:: Stated goal ::
Collect all lines from the records below that include the word "Measures".
··········
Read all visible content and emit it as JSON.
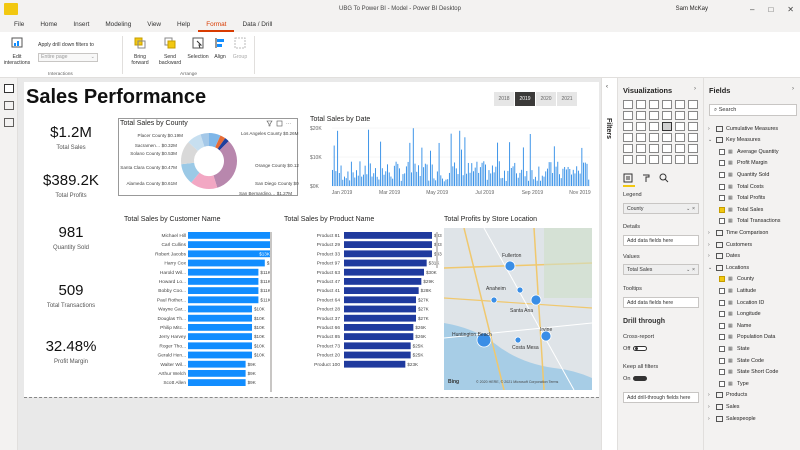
{
  "window": {
    "title": "UBG To Power BI - Model - Power BI Desktop",
    "user": "Sam McKay",
    "controls": [
      "–",
      "□",
      "✕"
    ]
  },
  "menu": {
    "items": [
      "File",
      "Home",
      "Insert",
      "Modeling",
      "View",
      "Help",
      "Format",
      "Data / Drill"
    ],
    "active": "Format"
  },
  "ribbon": {
    "edit_interactions": "Edit\ninteractions",
    "apply_filters_label": "Apply drill down filters to",
    "entire_page_placeholder": "Entire page",
    "interactions_group": "Interactions",
    "bring_forward": "Bring\nforward",
    "send_backward": "Send\nbackward",
    "selection": "Selection",
    "align": "Align",
    "group": "Group",
    "arrange_group": "Arrange"
  },
  "report": {
    "title": "Sales Performance",
    "years": [
      "2018",
      "2019",
      "2020",
      "2021"
    ],
    "selected_year": "2019",
    "kpis": [
      {
        "value": "$1.2M",
        "label": "Total Sales"
      },
      {
        "value": "$389.2K",
        "label": "Total Profits"
      },
      {
        "value": "981",
        "label": "Quantity Sold"
      },
      {
        "value": "509",
        "label": "Total Transactions"
      },
      {
        "value": "32.48%",
        "label": "Profit Margin"
      }
    ]
  },
  "chart_data": [
    {
      "type": "pie",
      "title": "Total Sales by County",
      "labels": [
        "Los Angeles County",
        "Orange County",
        "San Diego County",
        "San Bernardino County",
        "Alameda County",
        "Santa Clara County",
        "Solano County",
        "Sacramento County",
        "Placer County"
      ],
      "display": [
        "Los Angeles County $0.26M",
        "Orange County $0.12M",
        "San Diego County $0.1M",
        "San Bernardino… $1.27M",
        "Alameda County $0.61M",
        "Santa Clara County $0.47M",
        "Solano County $0.53M",
        "Sacramen… $0.32M",
        "Placer County $0.19M"
      ],
      "values": [
        0.26,
        0.12,
        0.1,
        1.27,
        0.61,
        0.47,
        0.53,
        0.32,
        0.19
      ],
      "colors": [
        "#7eb6e8",
        "#e66c37",
        "#1f3f9d",
        "#b887ad",
        "#f2a7c3",
        "#9bc9e6",
        "#d9d9d9",
        "#c7dff0",
        "#a4c8e8"
      ]
    },
    {
      "type": "bar",
      "title": "Total Sales by Date",
      "ylabel": "",
      "yticks": [
        "$20K",
        "$10K",
        "$0K"
      ],
      "xticks": [
        "Jan 2019",
        "Mar 2019",
        "May 2019",
        "Jul 2019",
        "Sep 2019",
        "Nov 2019"
      ],
      "color": "#2b8ae6"
    },
    {
      "type": "bar",
      "orientation": "horizontal",
      "title": "Total Sales by Customer Name",
      "categories": [
        "Michael Hill",
        "Carl Cullins",
        "Robert Jacobs",
        "Harry Cox",
        "Harold Wil...",
        "Howard Lo...",
        "Bobby Coo...",
        "Paul Rother...",
        "Wayne Gar...",
        "Douglas Th...",
        "Philip Mitc...",
        "Jerry Harvey",
        "Roger Tho...",
        "Gerald Hen...",
        "Walter Wil...",
        "Arthur Welch",
        "Scott Allen"
      ],
      "values": [
        15,
        15,
        13,
        12,
        11,
        11,
        11,
        11,
        10,
        10,
        10,
        10,
        10,
        10,
        9,
        9,
        9
      ],
      "labels": [
        "$15K",
        "$15K",
        "$13K",
        "$12K",
        "$11K",
        "$11K",
        "$11K",
        "$11K",
        "$10K",
        "$10K",
        "$10K",
        "$10K",
        "$10K",
        "$10K",
        "$9K",
        "$9K",
        "$9K"
      ],
      "colors": [
        "#118dff",
        "#118dff",
        "#118dff",
        "#118dff",
        "#118dff",
        "#118dff",
        "#118dff",
        "#118dff",
        "#118dff",
        "#118dff",
        "#118dff",
        "#118dff",
        "#118dff",
        "#118dff",
        "#118dff",
        "#118dff",
        "#118dff"
      ]
    },
    {
      "type": "bar",
      "orientation": "horizontal",
      "title": "Total Sales by Product Name",
      "categories": [
        "Product 81",
        "Product 29",
        "Product 33",
        "Product 97",
        "Product 63",
        "Product 47",
        "Product 41",
        "Product 64",
        "Product 28",
        "Product 37",
        "Product 66",
        "Product 85",
        "Product 73",
        "Product 20",
        "Product 100"
      ],
      "values": [
        33,
        33,
        33,
        31,
        30,
        29,
        28,
        27,
        27,
        27,
        26,
        26,
        25,
        25,
        23
      ],
      "labels": [
        "$33K",
        "$33K",
        "$33K",
        "$31K",
        "$30K",
        "$29K",
        "$28K",
        "$27K",
        "$27K",
        "$27K",
        "$26K",
        "$26K",
        "$25K",
        "$25K",
        "$23K"
      ],
      "color": "#1f3a9e"
    }
  ],
  "map": {
    "title": "Total Profits by Store Location",
    "places": [
      "Fullerton",
      "Santa Ana",
      "Anaheim",
      "Huntington Beach",
      "Costa Mesa",
      "Irvine"
    ],
    "attribution": "© 2020 HERE, © 2021 Microsoft Corporation Terms",
    "bing": "Bing"
  },
  "filters_label": "Filters",
  "viz_pane": {
    "title": "Visualizations",
    "legend_label": "Legend",
    "legend_value": "County",
    "details_label": "Details",
    "details_placeholder": "Add data fields here",
    "values_label": "Values",
    "values_value": "Total Sales",
    "tooltips_label": "Tooltips",
    "tooltips_placeholder": "Add data fields here",
    "drill_title": "Drill through",
    "cross_report": "Cross-report",
    "cross_state": "Off",
    "keep_filters": "Keep all filters",
    "keep_state": "On",
    "drill_placeholder": "Add drill-through fields here"
  },
  "fields_pane": {
    "title": "Fields",
    "search_placeholder": "Search",
    "rows": [
      {
        "kind": "table",
        "name": "Cumulative Measures",
        "open": false
      },
      {
        "kind": "table",
        "name": "Key Measures",
        "open": true
      },
      {
        "kind": "field",
        "name": "Average Quantity",
        "checked": false
      },
      {
        "kind": "field",
        "name": "Profit Margin",
        "checked": false
      },
      {
        "kind": "field",
        "name": "Quantity Sold",
        "checked": false
      },
      {
        "kind": "field",
        "name": "Total Costs",
        "checked": false
      },
      {
        "kind": "field",
        "name": "Total Profits",
        "checked": false
      },
      {
        "kind": "field",
        "name": "Total Sales",
        "checked": true
      },
      {
        "kind": "field",
        "name": "Total Transactions",
        "checked": false
      },
      {
        "kind": "table",
        "name": "Time Comparison",
        "open": false
      },
      {
        "kind": "table",
        "name": "Customers",
        "open": false
      },
      {
        "kind": "table",
        "name": "Dates",
        "open": false
      },
      {
        "kind": "table",
        "name": "Locations",
        "open": true
      },
      {
        "kind": "field",
        "name": "County",
        "checked": true
      },
      {
        "kind": "field",
        "name": "Latitude",
        "checked": false
      },
      {
        "kind": "field",
        "name": "Location ID",
        "checked": false
      },
      {
        "kind": "field",
        "name": "Longitude",
        "checked": false
      },
      {
        "kind": "field",
        "name": "Name",
        "checked": false
      },
      {
        "kind": "field",
        "name": "Population Data",
        "checked": false
      },
      {
        "kind": "field",
        "name": "State",
        "checked": false
      },
      {
        "kind": "field",
        "name": "State Code",
        "checked": false
      },
      {
        "kind": "field",
        "name": "State Short Code",
        "checked": false
      },
      {
        "kind": "field",
        "name": "Type",
        "checked": false
      },
      {
        "kind": "table",
        "name": "Products",
        "open": false
      },
      {
        "kind": "table",
        "name": "Sales",
        "open": false
      },
      {
        "kind": "table",
        "name": "Salespeople",
        "open": false
      }
    ]
  }
}
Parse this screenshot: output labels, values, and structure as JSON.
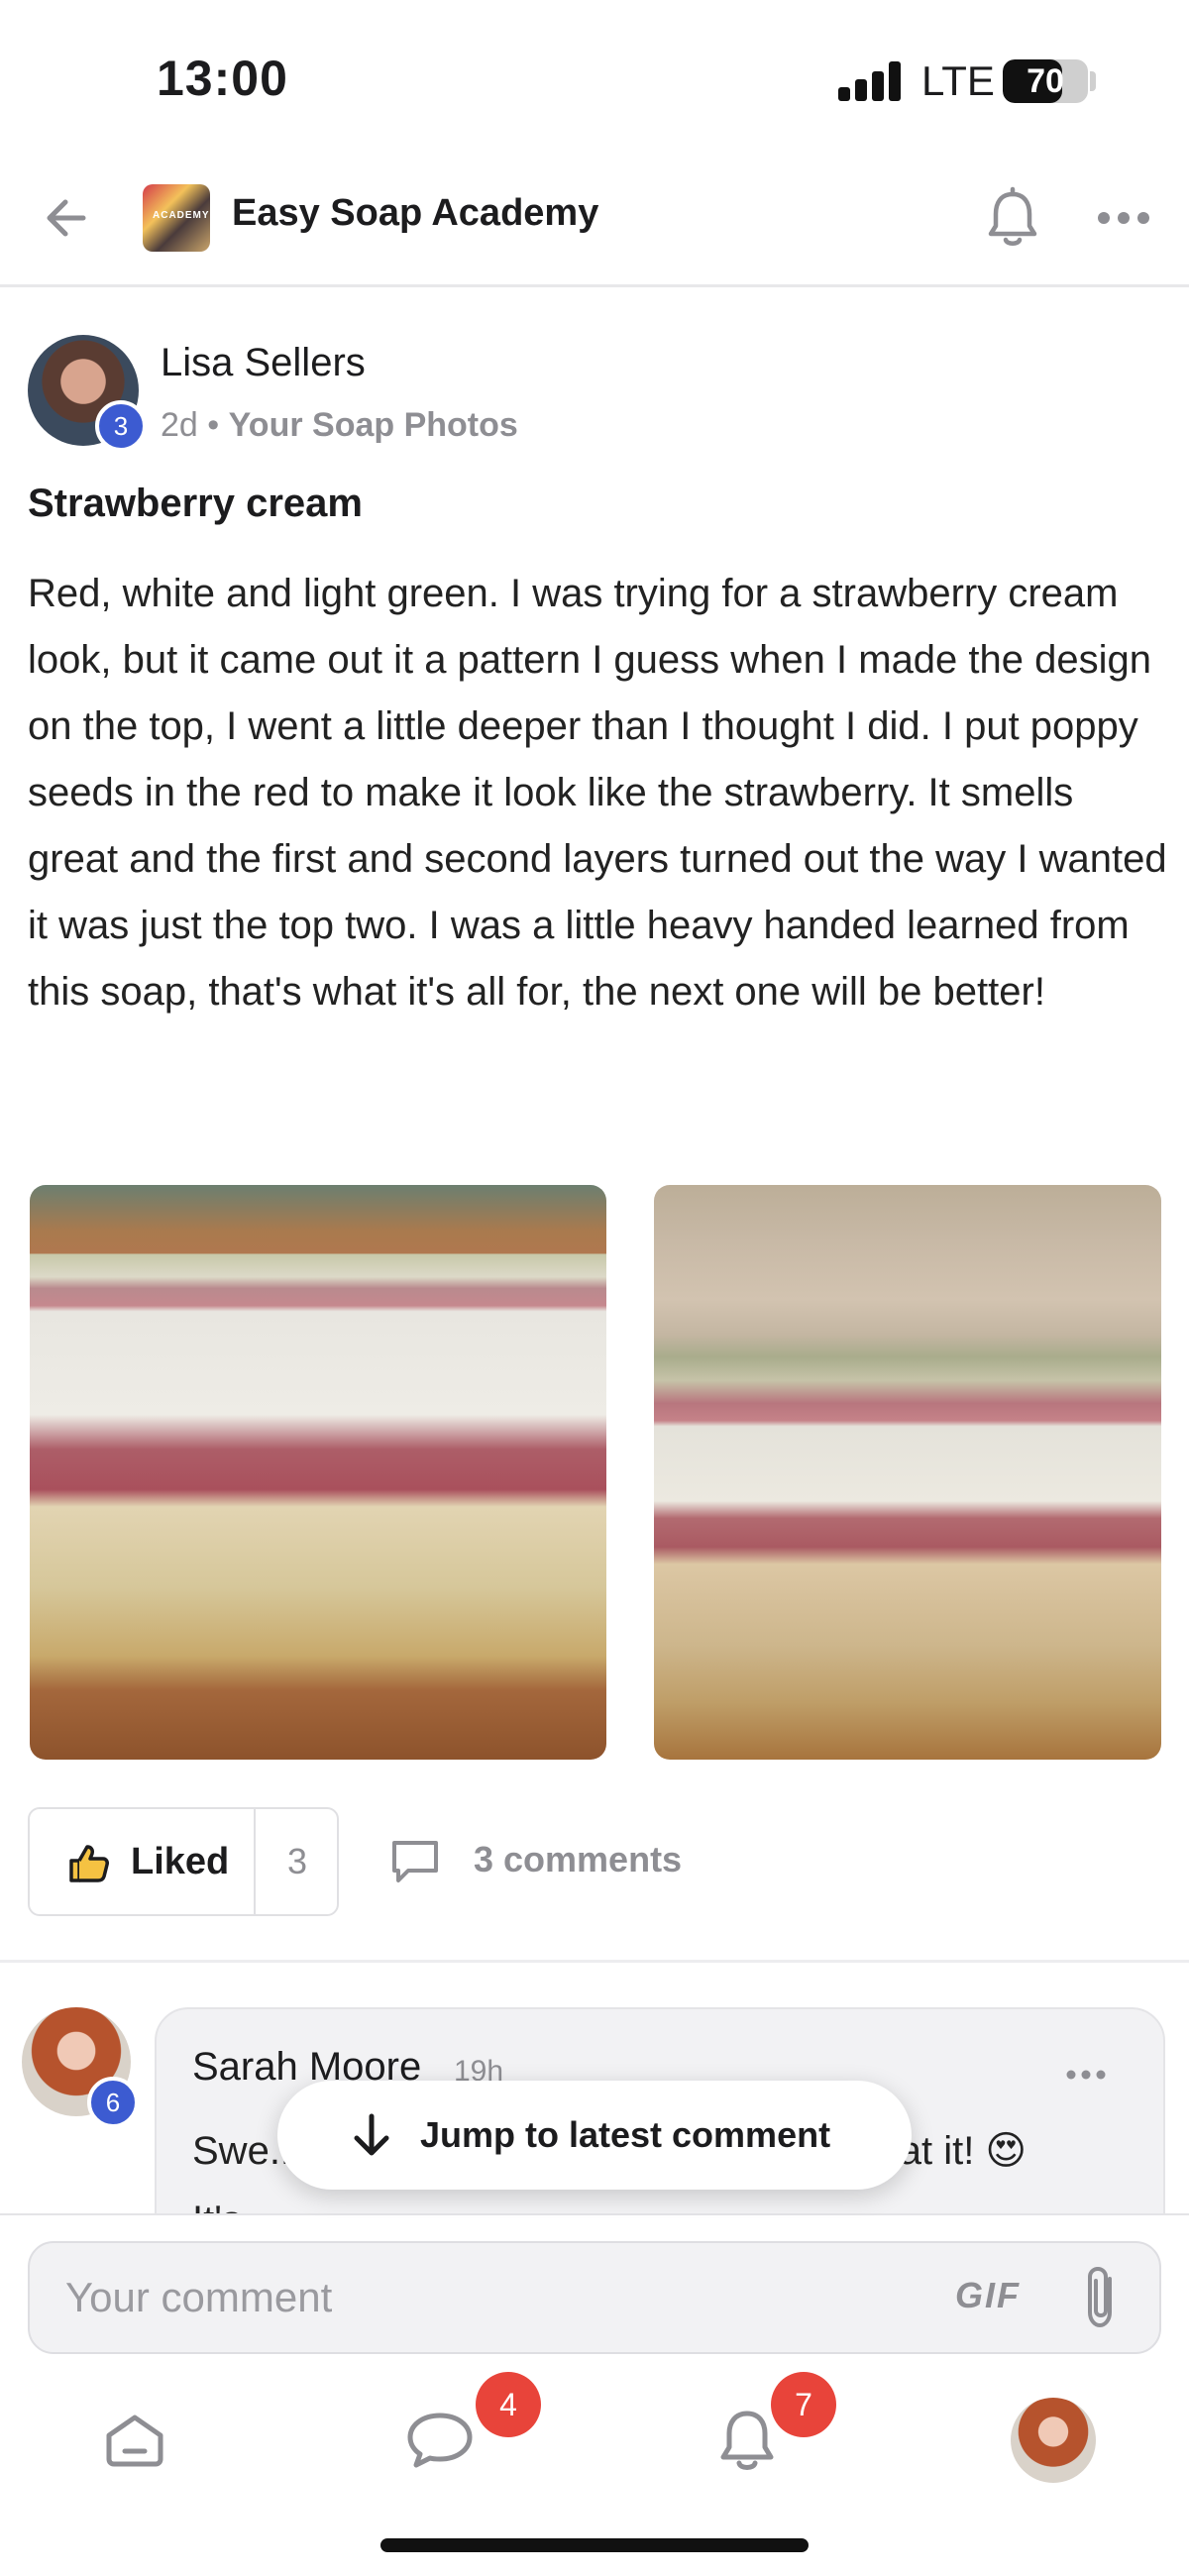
{
  "status_bar": {
    "time": "13:00",
    "network": "LTE",
    "battery": "70",
    "battery_level": 0.7
  },
  "header": {
    "back_icon": "arrow-left-icon",
    "community_name": "Easy Soap Academy",
    "logo_text": "ACADEMY",
    "notification_icon": "bell-off-icon",
    "more_icon": "ellipsis-icon"
  },
  "post": {
    "author": "Lisa Sellers",
    "author_level": "3",
    "time": "2d",
    "separator": "•",
    "category": "Your Soap Photos",
    "title": "Strawberry cream",
    "body": "Red, white and light green. I was trying for a strawberry cream look, but it came out it a pattern I guess when I made the design on the top, I went a little deeper than I thought I did. I put poppy seeds in the red to make it look like the strawberry. It smells great and the first and second layers turned out the way I wanted it was just the top two. I was a little heavy handed learned from this soap, that's what it's all for, the next one will be better!",
    "like_label": "Liked",
    "like_count": "3",
    "comments_label": "3 comments"
  },
  "comment_preview": {
    "author": "Sarah Moore",
    "author_level": "6",
    "time": "19h",
    "text": "Swe... like a cheesecake that I want to eat it! 😍 It's..."
  },
  "jump_button": {
    "label": "Jump to latest comment",
    "icon": "arrow-down-icon"
  },
  "composer": {
    "placeholder": "Your comment",
    "gif_label": "GIF",
    "attach_icon": "paperclip-icon"
  },
  "bottom_nav": {
    "home_icon": "home-icon",
    "chat_icon": "chat-icon",
    "chat_badge": "4",
    "notifications_icon": "bell-icon",
    "notifications_badge": "7",
    "profile_icon": "avatar"
  },
  "colors": {
    "accent_badge": "#3c5bd1",
    "notification_badge": "#e8443a"
  }
}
··········
:: The output ::
        "name": "Cumulative Measures",
        "name": "Key Measures",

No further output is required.